* Task instructions
Omit the pictures and output every entry below exactly as written.

[Dataset records]
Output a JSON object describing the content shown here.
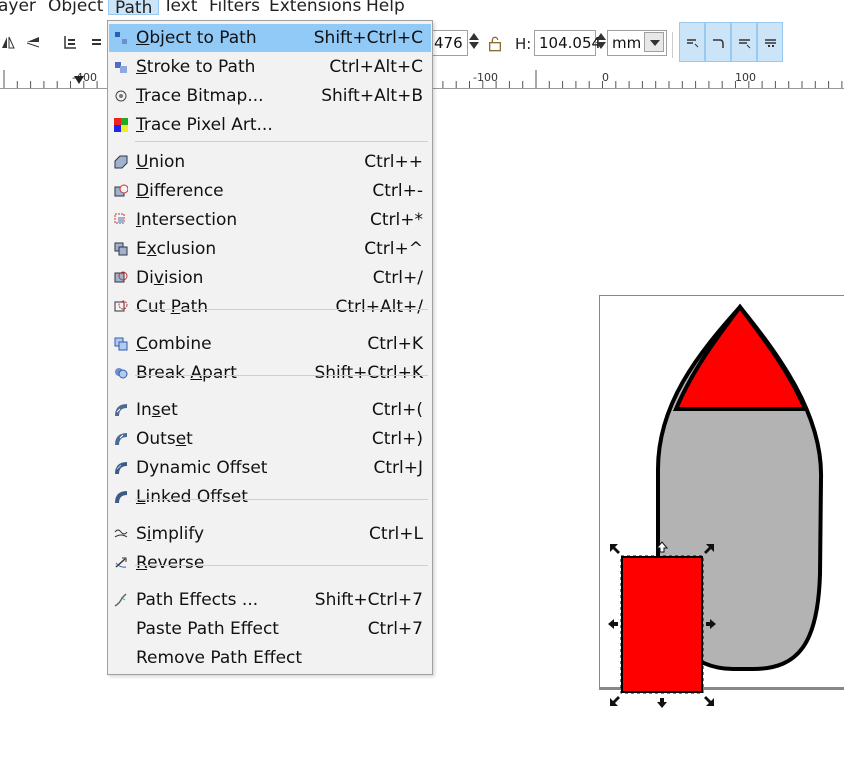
{
  "menubar": {
    "items": [
      "ayer",
      "Object",
      "Path",
      "Text",
      "Filters",
      "Extensions",
      "Help"
    ]
  },
  "toolbar": {
    "w_value_partial": "476",
    "h_label": "H:",
    "h_value": "104.054",
    "unit": "mm"
  },
  "ruler": {
    "labels": [
      "-400",
      "-100",
      "0",
      "100"
    ]
  },
  "path_menu": {
    "items": [
      {
        "label": "Object to Path",
        "shortcut": "Shift+Ctrl+C",
        "icon": "object-to-path-icon"
      },
      {
        "label": "Stroke to Path",
        "shortcut": "Ctrl+Alt+C",
        "icon": "stroke-to-path-icon"
      },
      {
        "label": "Trace Bitmap...",
        "shortcut": "Shift+Alt+B",
        "icon": "trace-bitmap-icon"
      },
      {
        "label": "Trace Pixel Art...",
        "shortcut": "",
        "icon": "trace-pixel-art-icon"
      },
      {
        "label": "Union",
        "shortcut": "Ctrl++",
        "icon": "union-icon"
      },
      {
        "label": "Difference",
        "shortcut": "Ctrl+-",
        "icon": "difference-icon"
      },
      {
        "label": "Intersection",
        "shortcut": "Ctrl+*",
        "icon": "intersection-icon"
      },
      {
        "label": "Exclusion",
        "shortcut": "Ctrl+^",
        "icon": "exclusion-icon"
      },
      {
        "label": "Division",
        "shortcut": "Ctrl+/",
        "icon": "division-icon"
      },
      {
        "label": "Cut Path",
        "shortcut": "Ctrl+Alt+/",
        "icon": "cut-path-icon"
      },
      {
        "label": "Combine",
        "shortcut": "Ctrl+K",
        "icon": "combine-icon"
      },
      {
        "label": "Break Apart",
        "shortcut": "Shift+Ctrl+K",
        "icon": "break-apart-icon"
      },
      {
        "label": "Inset",
        "shortcut": "Ctrl+(",
        "icon": "inset-icon"
      },
      {
        "label": "Outset",
        "shortcut": "Ctrl+)",
        "icon": "outset-icon"
      },
      {
        "label": "Dynamic Offset",
        "shortcut": "Ctrl+J",
        "icon": "dynamic-offset-icon"
      },
      {
        "label": "Linked Offset",
        "shortcut": "",
        "icon": "linked-offset-icon"
      },
      {
        "label": "Simplify",
        "shortcut": "Ctrl+L",
        "icon": "simplify-icon"
      },
      {
        "label": "Reverse",
        "shortcut": "",
        "icon": "reverse-icon"
      },
      {
        "label": "Path Effects ...",
        "shortcut": "Shift+Ctrl+7",
        "icon": "path-effects-icon"
      },
      {
        "label": "Paste Path Effect",
        "shortcut": "Ctrl+7",
        "icon": ""
      },
      {
        "label": "Remove Path Effect",
        "shortcut": "",
        "icon": ""
      }
    ]
  },
  "colors": {
    "highlight": "#91c9f7",
    "menu_bg": "#f2f2f2",
    "shape_red": "#ff0000",
    "shape_gray": "#b3b3b3"
  }
}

* Correct output
Output a JSON object describing the content shown here.
{
  "menubar": {
    "items": [
      "ayer",
      "Object",
      "Path",
      "Text",
      "Filters",
      "Extensions",
      "Help"
    ]
  },
  "toolbar": {
    "w_value_partial": "476",
    "h_label": "H:",
    "h_value": "104.054",
    "unit": "mm"
  },
  "ruler": {
    "labels": [
      "-400",
      "-100",
      "0",
      "100"
    ]
  },
  "path_menu": {
    "items": [
      {
        "label": "Object to Path",
        "shortcut": "Shift+Ctrl+C",
        "icon": "object-to-path-icon"
      },
      {
        "label": "Stroke to Path",
        "shortcut": "Ctrl+Alt+C",
        "icon": "stroke-to-path-icon"
      },
      {
        "label": "Trace Bitmap...",
        "shortcut": "Shift+Alt+B",
        "icon": "trace-bitmap-icon"
      },
      {
        "label": "Trace Pixel Art...",
        "shortcut": "",
        "icon": "trace-pixel-art-icon"
      },
      {
        "label": "Union",
        "shortcut": "Ctrl++",
        "icon": "union-icon"
      },
      {
        "label": "Difference",
        "shortcut": "Ctrl+-",
        "icon": "difference-icon"
      },
      {
        "label": "Intersection",
        "shortcut": "Ctrl+*",
        "icon": "intersection-icon"
      },
      {
        "label": "Exclusion",
        "shortcut": "Ctrl+^",
        "icon": "exclusion-icon"
      },
      {
        "label": "Division",
        "shortcut": "Ctrl+/",
        "icon": "division-icon"
      },
      {
        "label": "Cut Path",
        "shortcut": "Ctrl+Alt+/",
        "icon": "cut-path-icon"
      },
      {
        "label": "Combine",
        "shortcut": "Ctrl+K",
        "icon": "combine-icon"
      },
      {
        "label": "Break Apart",
        "shortcut": "Shift+Ctrl+K",
        "icon": "break-apart-icon"
      },
      {
        "label": "Inset",
        "shortcut": "Ctrl+(",
        "icon": "inset-icon"
      },
      {
        "label": "Outset",
        "shortcut": "Ctrl+)",
        "icon": "outset-icon"
      },
      {
        "label": "Dynamic Offset",
        "shortcut": "Ctrl+J",
        "icon": "dynamic-offset-icon"
      },
      {
        "label": "Linked Offset",
        "shortcut": "",
        "icon": "linked-offset-icon"
      },
      {
        "label": "Simplify",
        "shortcut": "Ctrl+L",
        "icon": "simplify-icon"
      },
      {
        "label": "Reverse",
        "shortcut": "",
        "icon": "reverse-icon"
      },
      {
        "label": "Path Effects ...",
        "shortcut": "Shift+Ctrl+7",
        "icon": "path-effects-icon"
      },
      {
        "label": "Paste Path Effect",
        "shortcut": "Ctrl+7",
        "icon": ""
      },
      {
        "label": "Remove Path Effect",
        "shortcut": "",
        "icon": ""
      }
    ]
  },
  "colors": {
    "highlight": "#91c9f7",
    "menu_bg": "#f2f2f2",
    "shape_red": "#ff0000",
    "shape_gray": "#b3b3b3"
  }
}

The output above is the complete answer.